== Task details ==
Go through the material and write it all out exactly, minus the pictures.

== Collected data entries ==
┄┄┄┄┄┄┄┄┄┄┄┄┄┄┄┄┄┄┄┄

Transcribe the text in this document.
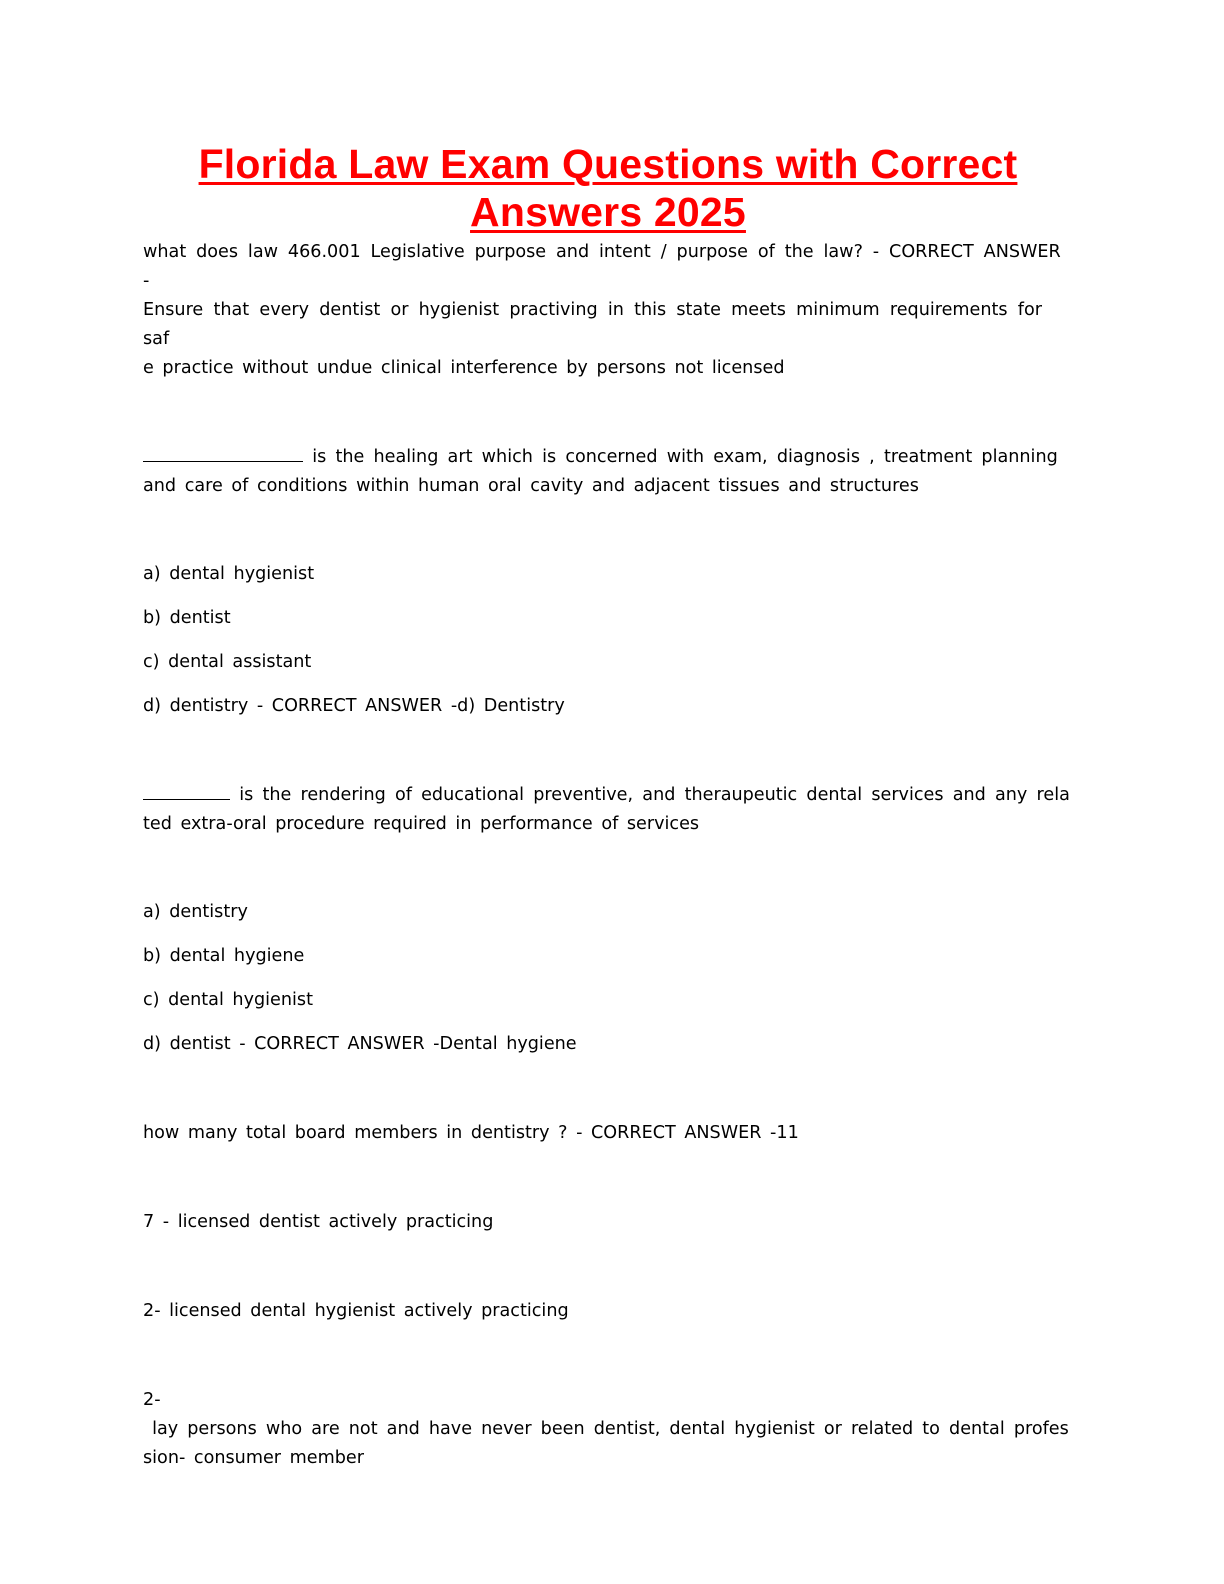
Florida Law Exam Questions with Correct
Answers 2025
what does law 466.001 Legislative purpose and intent / purpose of the law? - CORRECT ANSWER -
Ensure that every dentist or hygienist practiving in this state meets minimum requirements for saf
e practice without undue clinical interference by persons not licensed
is the healing art which is concerned with exam, diagnosis , treatment planning
and care of conditions within human oral cavity and adjacent tissues and structures
a) dental hygienist
b) dentist
c) dental assistant
d) dentistry - CORRECT ANSWER -d) Dentistry
is the rendering of educational preventive, and theraupeutic dental services and any rela
ted extra-oral procedure required in performance of services
a) dentistry
b) dental hygiene
c) dental hygienist
d) dentist - CORRECT ANSWER -Dental hygiene
how many total board members in dentistry ? - CORRECT ANSWER -11
7 - licensed dentist actively practicing
2- licensed dental hygienist actively practicing
2-
lay persons who are not and have never been dentist, dental hygienist or related to dental profes
sion- consumer member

┄┄┄┄┄┄┄┄┄┄┄┄┄┄┄┄┄┄┄┄

== Final result ==
Transcribe the text in this document.
Florida Law Exam Questions with Correct
Answers 2025
what does law 466.001 Legislative purpose and intent / purpose of the law? - CORRECT ANSWER -
Ensure that every dentist or hygienist practiving in this state meets minimum requirements for saf
e practice without undue clinical interference by persons not licensed
is the healing art which is concerned with exam, diagnosis , treatment planning
and care of conditions within human oral cavity and adjacent tissues and structures
a) dental hygienist
b) dentist
c) dental assistant
d) dentistry - CORRECT ANSWER -d) Dentistry
is the rendering of educational preventive, and theraupeutic dental services and any rela
ted extra-oral procedure required in performance of services
a) dentistry
b) dental hygiene
c) dental hygienist
d) dentist - CORRECT ANSWER -Dental hygiene
how many total board members in dentistry ? - CORRECT ANSWER -11
7 - licensed dentist actively practicing
2- licensed dental hygienist actively practicing
2-
lay persons who are not and have never been dentist, dental hygienist or related to dental profes
sion- consumer member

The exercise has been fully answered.